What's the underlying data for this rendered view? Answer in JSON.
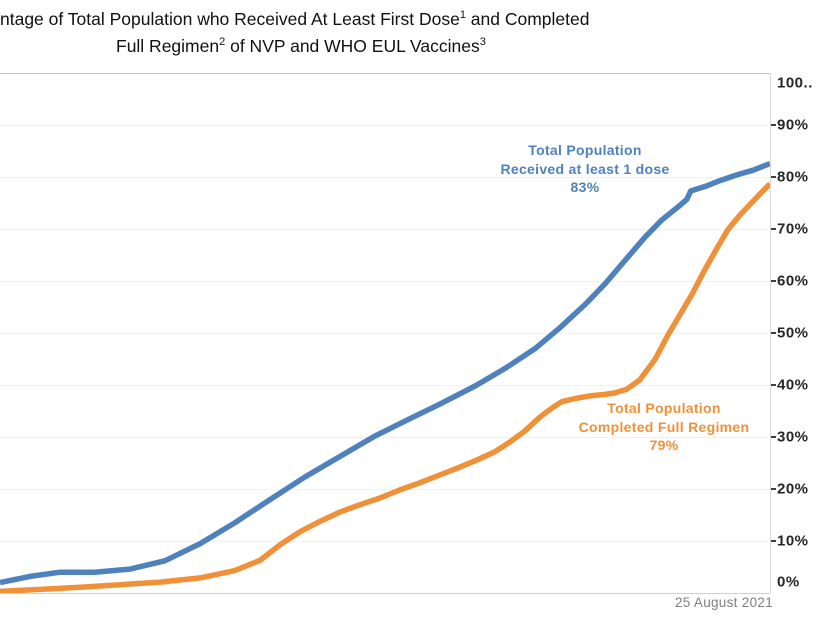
{
  "title": {
    "line1_pre": "ntage of Total Population who Received At Least First Dose",
    "line1_sup": "1",
    "line1_post": " and Completed",
    "line2_pre": "Full Regimen",
    "line2_sup": "2",
    "line2_post": "  of NVP and WHO EUL Vaccines",
    "line3_sup": "3"
  },
  "footer": {
    "date_label": "25 August 2021"
  },
  "colors": {
    "series_first_dose": "#4f81bd",
    "series_full_regimen": "#f0913a",
    "grid_top_border": "#bfbfbf",
    "grid_bottom_border": "#cfcfcf",
    "gridline": "#f2f2f2",
    "axis_line": "#d9d9d9",
    "tick_text": "#262626",
    "date_text": "#7f7f7f"
  },
  "chart_data": {
    "type": "line",
    "title": "ntage of Total Population who Received At Least First Dose(1) and Completed Full Regimen(2) of NVP and WHO EUL Vaccines(3)",
    "grid": "horizontal",
    "legend_position": "inline-annotations",
    "x_axis": {
      "tick_labels_visible": false,
      "last_date_label": "25 August 2021",
      "x_unit": "fraction_of_plot_width_0_to_1"
    },
    "y_axis": {
      "side": "right",
      "range": [
        0,
        100
      ],
      "unit": "%",
      "ticks": [
        {
          "label": "100..",
          "value": 100
        },
        {
          "label": "90%",
          "value": 90
        },
        {
          "label": "80%",
          "value": 80
        },
        {
          "label": "70%",
          "value": 70
        },
        {
          "label": "60%",
          "value": 60
        },
        {
          "label": "50%",
          "value": 50
        },
        {
          "label": "40%",
          "value": 40
        },
        {
          "label": "30%",
          "value": 30
        },
        {
          "label": "20%",
          "value": 20
        },
        {
          "label": "10%",
          "value": 10
        },
        {
          "label": "0%",
          "value": 0
        }
      ]
    },
    "series": [
      {
        "name": "Total Population Received at least 1 dose",
        "final_value_pct": 83,
        "color": "#4f81bd",
        "annotation": {
          "lines": [
            "Total Population",
            "Received at least 1 dose",
            "83%"
          ]
        },
        "points": [
          [
            0.0,
            2.0
          ],
          [
            0.039,
            3.2
          ],
          [
            0.078,
            4.0
          ],
          [
            0.123,
            4.0
          ],
          [
            0.169,
            4.6
          ],
          [
            0.214,
            6.2
          ],
          [
            0.26,
            9.5
          ],
          [
            0.305,
            13.5
          ],
          [
            0.351,
            18.0
          ],
          [
            0.396,
            22.3
          ],
          [
            0.442,
            26.3
          ],
          [
            0.487,
            30.2
          ],
          [
            0.532,
            33.5
          ],
          [
            0.571,
            36.3
          ],
          [
            0.617,
            39.8
          ],
          [
            0.656,
            43.2
          ],
          [
            0.695,
            47.0
          ],
          [
            0.727,
            51.0
          ],
          [
            0.76,
            55.5
          ],
          [
            0.786,
            59.5
          ],
          [
            0.812,
            64.0
          ],
          [
            0.838,
            68.5
          ],
          [
            0.86,
            71.8
          ],
          [
            0.881,
            74.3
          ],
          [
            0.892,
            75.7
          ],
          [
            0.897,
            77.3
          ],
          [
            0.916,
            78.2
          ],
          [
            0.935,
            79.3
          ],
          [
            0.957,
            80.4
          ],
          [
            0.978,
            81.3
          ],
          [
            1.0,
            82.6
          ]
        ]
      },
      {
        "name": "Total Population Completed Full Regimen",
        "final_value_pct": 79,
        "color": "#f0913a",
        "annotation": {
          "lines": [
            "Total Population",
            "Completed Full Regimen",
            "79%"
          ]
        },
        "points": [
          [
            0.0,
            0.3
          ],
          [
            0.052,
            0.7
          ],
          [
            0.104,
            1.1
          ],
          [
            0.156,
            1.6
          ],
          [
            0.208,
            2.1
          ],
          [
            0.26,
            2.9
          ],
          [
            0.305,
            4.3
          ],
          [
            0.338,
            6.3
          ],
          [
            0.364,
            9.3
          ],
          [
            0.39,
            11.8
          ],
          [
            0.416,
            13.8
          ],
          [
            0.442,
            15.6
          ],
          [
            0.468,
            17.0
          ],
          [
            0.494,
            18.3
          ],
          [
            0.519,
            19.8
          ],
          [
            0.545,
            21.2
          ],
          [
            0.571,
            22.7
          ],
          [
            0.597,
            24.2
          ],
          [
            0.623,
            25.8
          ],
          [
            0.643,
            27.2
          ],
          [
            0.662,
            29.0
          ],
          [
            0.682,
            31.2
          ],
          [
            0.701,
            33.8
          ],
          [
            0.717,
            35.6
          ],
          [
            0.73,
            36.8
          ],
          [
            0.747,
            37.4
          ],
          [
            0.766,
            37.9
          ],
          [
            0.786,
            38.2
          ],
          [
            0.799,
            38.5
          ],
          [
            0.814,
            39.2
          ],
          [
            0.831,
            41.0
          ],
          [
            0.851,
            45.0
          ],
          [
            0.867,
            49.5
          ],
          [
            0.883,
            53.5
          ],
          [
            0.899,
            57.5
          ],
          [
            0.914,
            61.8
          ],
          [
            0.93,
            66.0
          ],
          [
            0.945,
            69.8
          ],
          [
            0.961,
            72.7
          ],
          [
            0.977,
            75.2
          ],
          [
            0.988,
            76.9
          ],
          [
            1.0,
            78.7
          ]
        ]
      }
    ]
  }
}
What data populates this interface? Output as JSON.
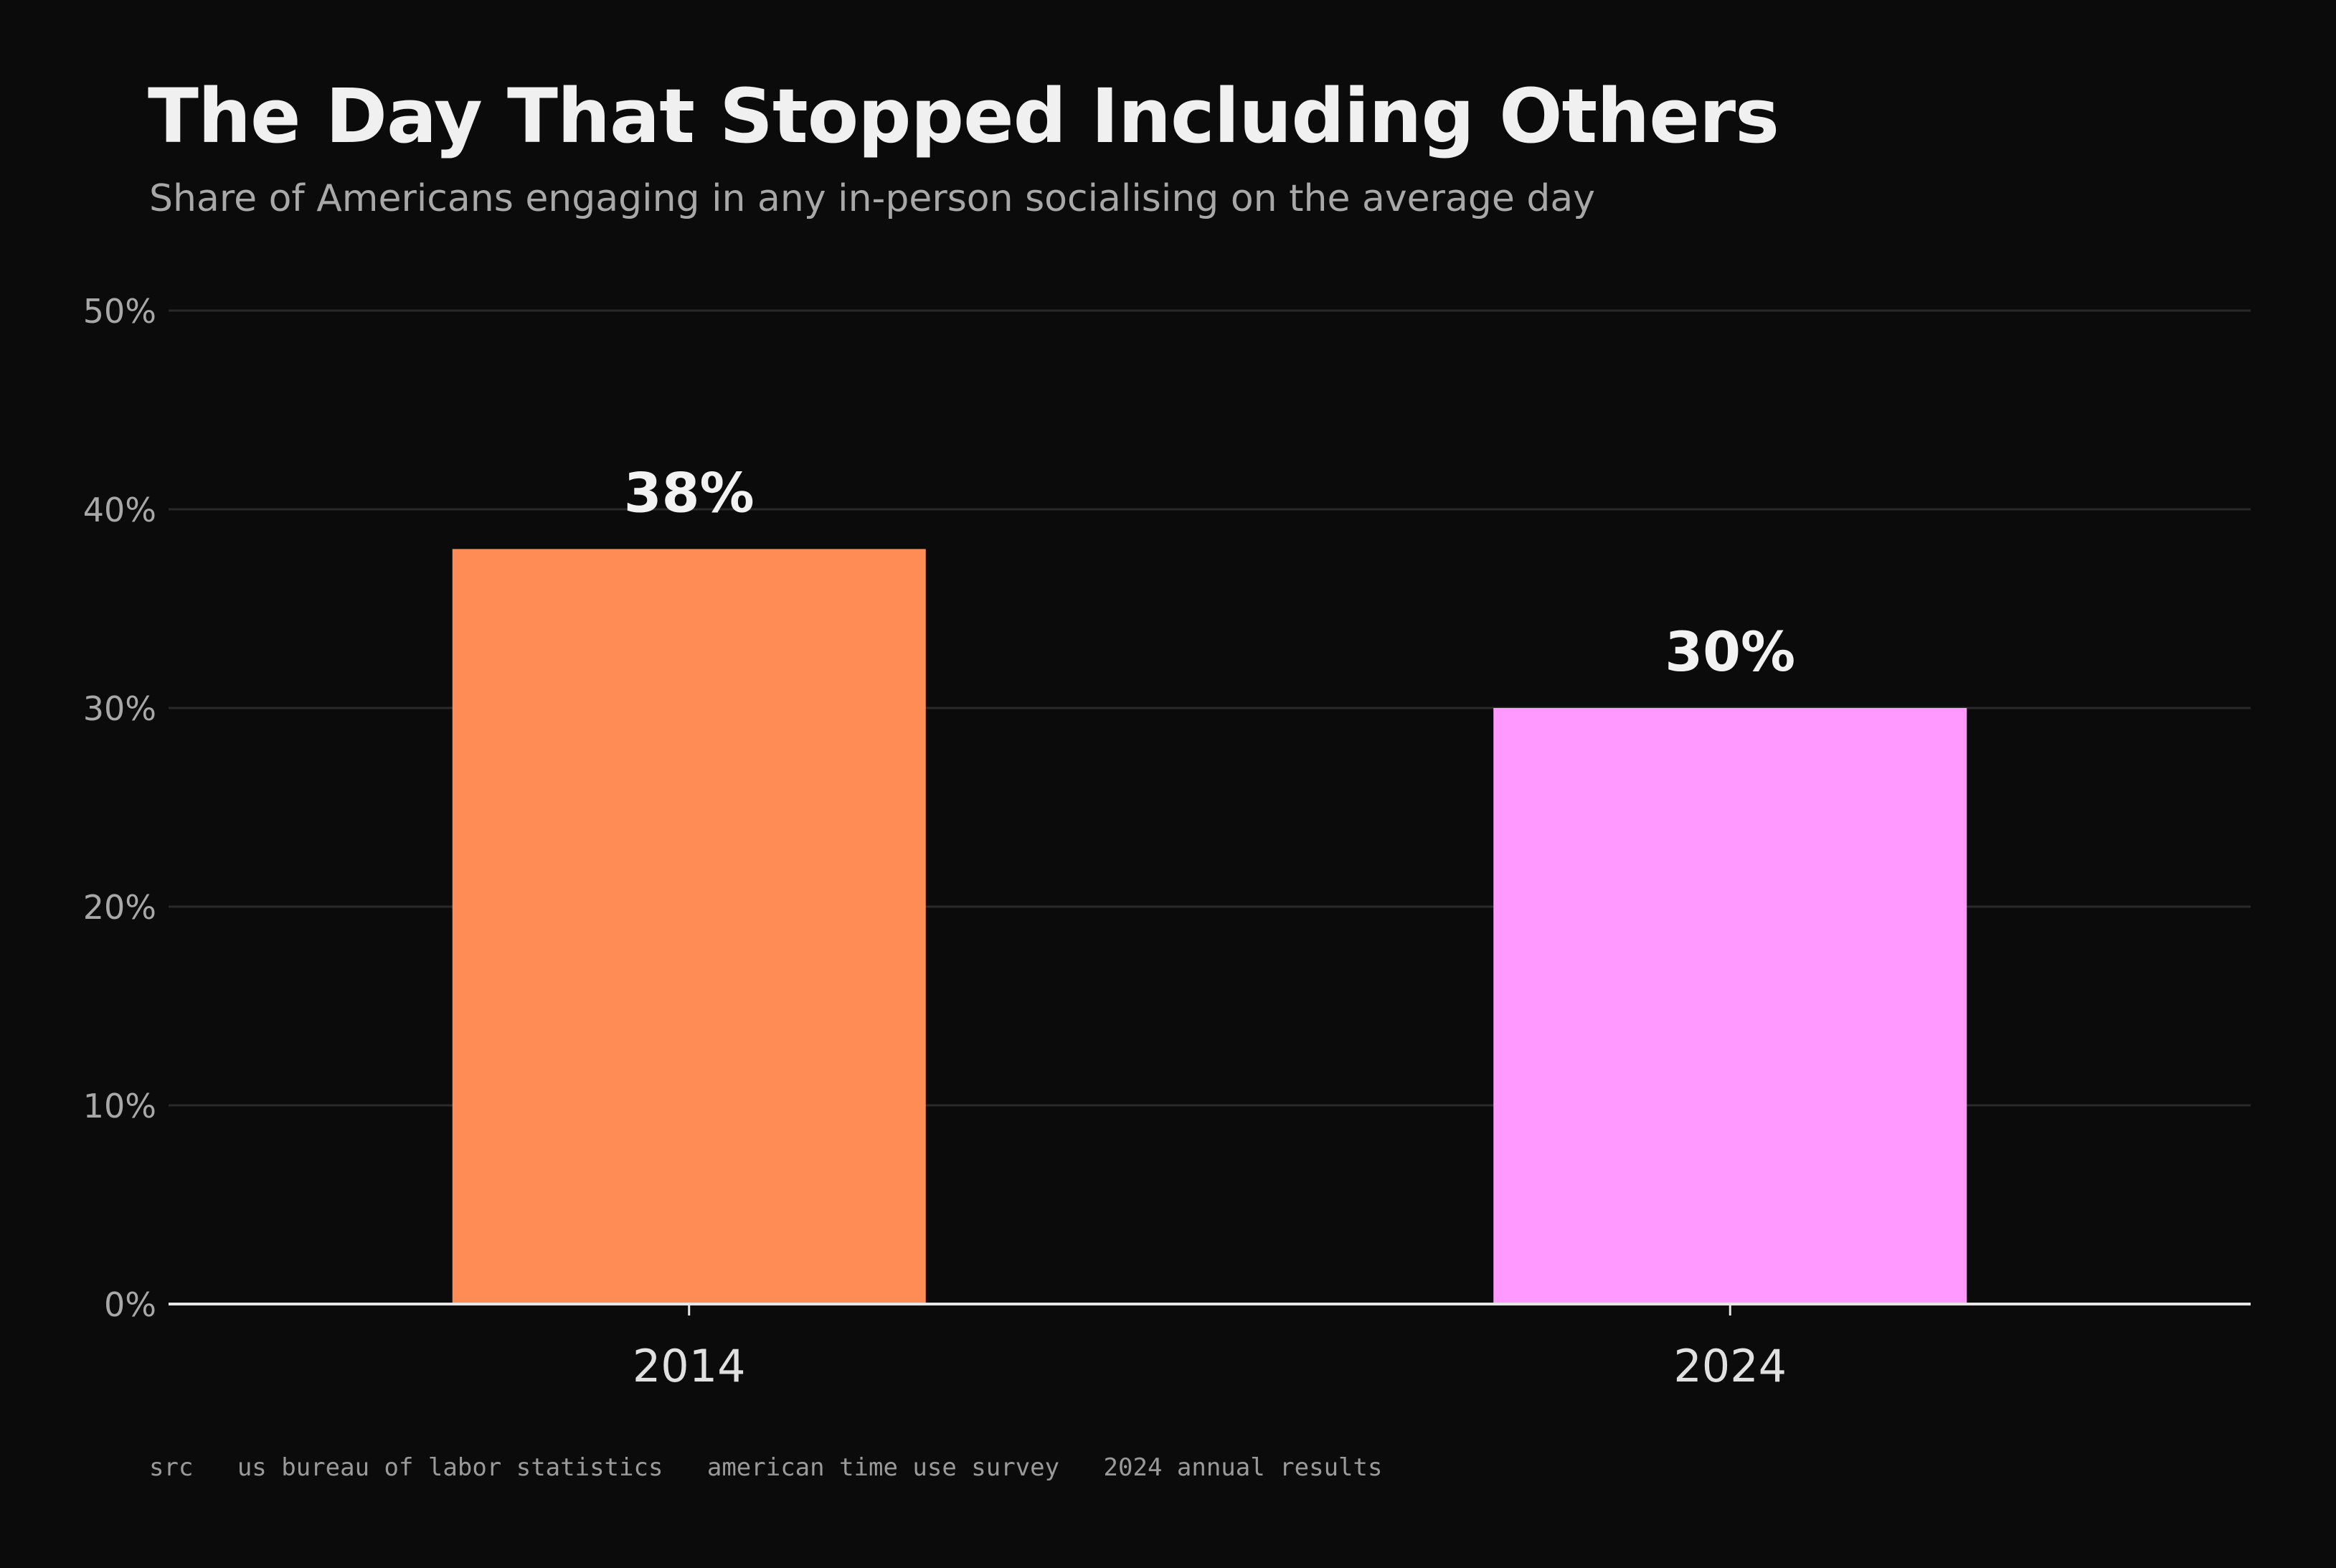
{
  "header": {
    "title": "The Day That Stopped Including Others",
    "subtitle": "Share of Americans engaging in any in-person socialising on the average day"
  },
  "footer": {
    "source": "src   us bureau of labor statistics   american time use survey   2024 annual results"
  },
  "colors": {
    "background": "#0b0b0b",
    "bar_2014": "#ff8c55",
    "bar_2024": "#ff99ff",
    "gridline": "#2a2a2a",
    "axis": "#e6e6e6",
    "tick_text": "#a8a8a8",
    "value_label": "#f2f2f2"
  },
  "chart_data": {
    "type": "bar",
    "title": "The Day That Stopped Including Others",
    "subtitle": "Share of Americans engaging in any in-person socialising on the average day",
    "categories": [
      "2014",
      "2024"
    ],
    "values": [
      38,
      30
    ],
    "value_labels": [
      "38%",
      "30%"
    ],
    "bar_colors": [
      "#ff8c55",
      "#ff99ff"
    ],
    "ylim": [
      0,
      50
    ],
    "yticks": [
      0,
      10,
      20,
      30,
      40,
      50
    ],
    "ytick_labels": [
      "0%",
      "10%",
      "20%",
      "30%",
      "40%",
      "50%"
    ],
    "xlabel": "",
    "ylabel": "",
    "grid": true,
    "legend": "none"
  }
}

Requirement -
All of the lines above should be printed exactly, minus the pictures.

Task solution -
What's the underlying data for this rendered view? Answer in JSON.
{
  "title": {
    "line1_pre": "ntage of Total Population who Received At Least First Dose",
    "line1_sup": "1",
    "line1_post": " and Completed",
    "line2_pre": "Full Regimen",
    "line2_sup": "2",
    "line2_post": "  of NVP and WHO EUL Vaccines",
    "line3_sup": "3"
  },
  "footer": {
    "date_label": "25 August 2021"
  },
  "colors": {
    "series_first_dose": "#4f81bd",
    "series_full_regimen": "#f0913a",
    "grid_top_border": "#bfbfbf",
    "grid_bottom_border": "#cfcfcf",
    "gridline": "#f2f2f2",
    "axis_line": "#d9d9d9",
    "tick_text": "#262626",
    "date_text": "#7f7f7f"
  },
  "chart_data": {
    "type": "line",
    "title": "ntage of Total Population who Received At Least First Dose(1) and Completed Full Regimen(2) of NVP and WHO EUL Vaccines(3)",
    "grid": "horizontal",
    "legend_position": "inline-annotations",
    "x_axis": {
      "tick_labels_visible": false,
      "last_date_label": "25 August 2021",
      "x_unit": "fraction_of_plot_width_0_to_1"
    },
    "y_axis": {
      "side": "right",
      "range": [
        0,
        100
      ],
      "unit": "%",
      "ticks": [
        {
          "label": "100..",
          "value": 100
        },
        {
          "label": "90%",
          "value": 90
        },
        {
          "label": "80%",
          "value": 80
        },
        {
          "label": "70%",
          "value": 70
        },
        {
          "label": "60%",
          "value": 60
        },
        {
          "label": "50%",
          "value": 50
        },
        {
          "label": "40%",
          "value": 40
        },
        {
          "label": "30%",
          "value": 30
        },
        {
          "label": "20%",
          "value": 20
        },
        {
          "label": "10%",
          "value": 10
        },
        {
          "label": "0%",
          "value": 0
        }
      ]
    },
    "series": [
      {
        "name": "Total Population Received at least 1 dose",
        "final_value_pct": 83,
        "color": "#4f81bd",
        "annotation": {
          "lines": [
            "Total Population",
            "Received at least 1 dose",
            "83%"
          ]
        },
        "points": [
          [
            0.0,
            2.0
          ],
          [
            0.039,
            3.2
          ],
          [
            0.078,
            4.0
          ],
          [
            0.123,
            4.0
          ],
          [
            0.169,
            4.6
          ],
          [
            0.214,
            6.2
          ],
          [
            0.26,
            9.5
          ],
          [
            0.305,
            13.5
          ],
          [
            0.351,
            18.0
          ],
          [
            0.396,
            22.3
          ],
          [
            0.442,
            26.3
          ],
          [
            0.487,
            30.2
          ],
          [
            0.532,
            33.5
          ],
          [
            0.571,
            36.3
          ],
          [
            0.617,
            39.8
          ],
          [
            0.656,
            43.2
          ],
          [
            0.695,
            47.0
          ],
          [
            0.727,
            51.0
          ],
          [
            0.76,
            55.5
          ],
          [
            0.786,
            59.5
          ],
          [
            0.812,
            64.0
          ],
          [
            0.838,
            68.5
          ],
          [
            0.86,
            71.8
          ],
          [
            0.881,
            74.3
          ],
          [
            0.892,
            75.7
          ],
          [
            0.897,
            77.3
          ],
          [
            0.916,
            78.2
          ],
          [
            0.935,
            79.3
          ],
          [
            0.957,
            80.4
          ],
          [
            0.978,
            81.3
          ],
          [
            1.0,
            82.6
          ]
        ]
      },
      {
        "name": "Total Population Completed Full Regimen",
        "final_value_pct": 79,
        "color": "#f0913a",
        "annotation": {
          "lines": [
            "Total Population",
            "Completed Full Regimen",
            "79%"
          ]
        },
        "points": [
          [
            0.0,
            0.3
          ],
          [
            0.052,
            0.7
          ],
          [
            0.104,
            1.1
          ],
          [
            0.156,
            1.6
          ],
          [
            0.208,
            2.1
          ],
          [
            0.26,
            2.9
          ],
          [
            0.305,
            4.3
          ],
          [
            0.338,
            6.3
          ],
          [
            0.364,
            9.3
          ],
          [
            0.39,
            11.8
          ],
          [
            0.416,
            13.8
          ],
          [
            0.442,
            15.6
          ],
          [
            0.468,
            17.0
          ],
          [
            0.494,
            18.3
          ],
          [
            0.519,
            19.8
          ],
          [
            0.545,
            21.2
          ],
          [
            0.571,
            22.7
          ],
          [
            0.597,
            24.2
          ],
          [
            0.623,
            25.8
          ],
          [
            0.643,
            27.2
          ],
          [
            0.662,
            29.0
          ],
          [
            0.682,
            31.2
          ],
          [
            0.701,
            33.8
          ],
          [
            0.717,
            35.6
          ],
          [
            0.73,
            36.8
          ],
          [
            0.747,
            37.4
          ],
          [
            0.766,
            37.9
          ],
          [
            0.786,
            38.2
          ],
          [
            0.799,
            38.5
          ],
          [
            0.814,
            39.2
          ],
          [
            0.831,
            41.0
          ],
          [
            0.851,
            45.0
          ],
          [
            0.867,
            49.5
          ],
          [
            0.883,
            53.5
          ],
          [
            0.899,
            57.5
          ],
          [
            0.914,
            61.8
          ],
          [
            0.93,
            66.0
          ],
          [
            0.945,
            69.8
          ],
          [
            0.961,
            72.7
          ],
          [
            0.977,
            75.2
          ],
          [
            0.988,
            76.9
          ],
          [
            1.0,
            78.7
          ]
        ]
      }
    ]
  }
}
What data populates this interface? Output as JSON.
{
  "header": {
    "title": "The Day That Stopped Including Others",
    "subtitle": "Share of Americans engaging in any in-person socialising on the average day"
  },
  "footer": {
    "source": "src   us bureau of labor statistics   american time use survey   2024 annual results"
  },
  "colors": {
    "background": "#0b0b0b",
    "bar_2014": "#ff8c55",
    "bar_2024": "#ff99ff",
    "gridline": "#2a2a2a",
    "axis": "#e6e6e6",
    "tick_text": "#a8a8a8",
    "value_label": "#f2f2f2"
  },
  "chart_data": {
    "type": "bar",
    "title": "The Day That Stopped Including Others",
    "subtitle": "Share of Americans engaging in any in-person socialising on the average day",
    "categories": [
      "2014",
      "2024"
    ],
    "values": [
      38,
      30
    ],
    "value_labels": [
      "38%",
      "30%"
    ],
    "bar_colors": [
      "#ff8c55",
      "#ff99ff"
    ],
    "ylim": [
      0,
      50
    ],
    "yticks": [
      0,
      10,
      20,
      30,
      40,
      50
    ],
    "ytick_labels": [
      "0%",
      "10%",
      "20%",
      "30%",
      "40%",
      "50%"
    ],
    "xlabel": "",
    "ylabel": "",
    "grid": true,
    "legend": "none"
  }
}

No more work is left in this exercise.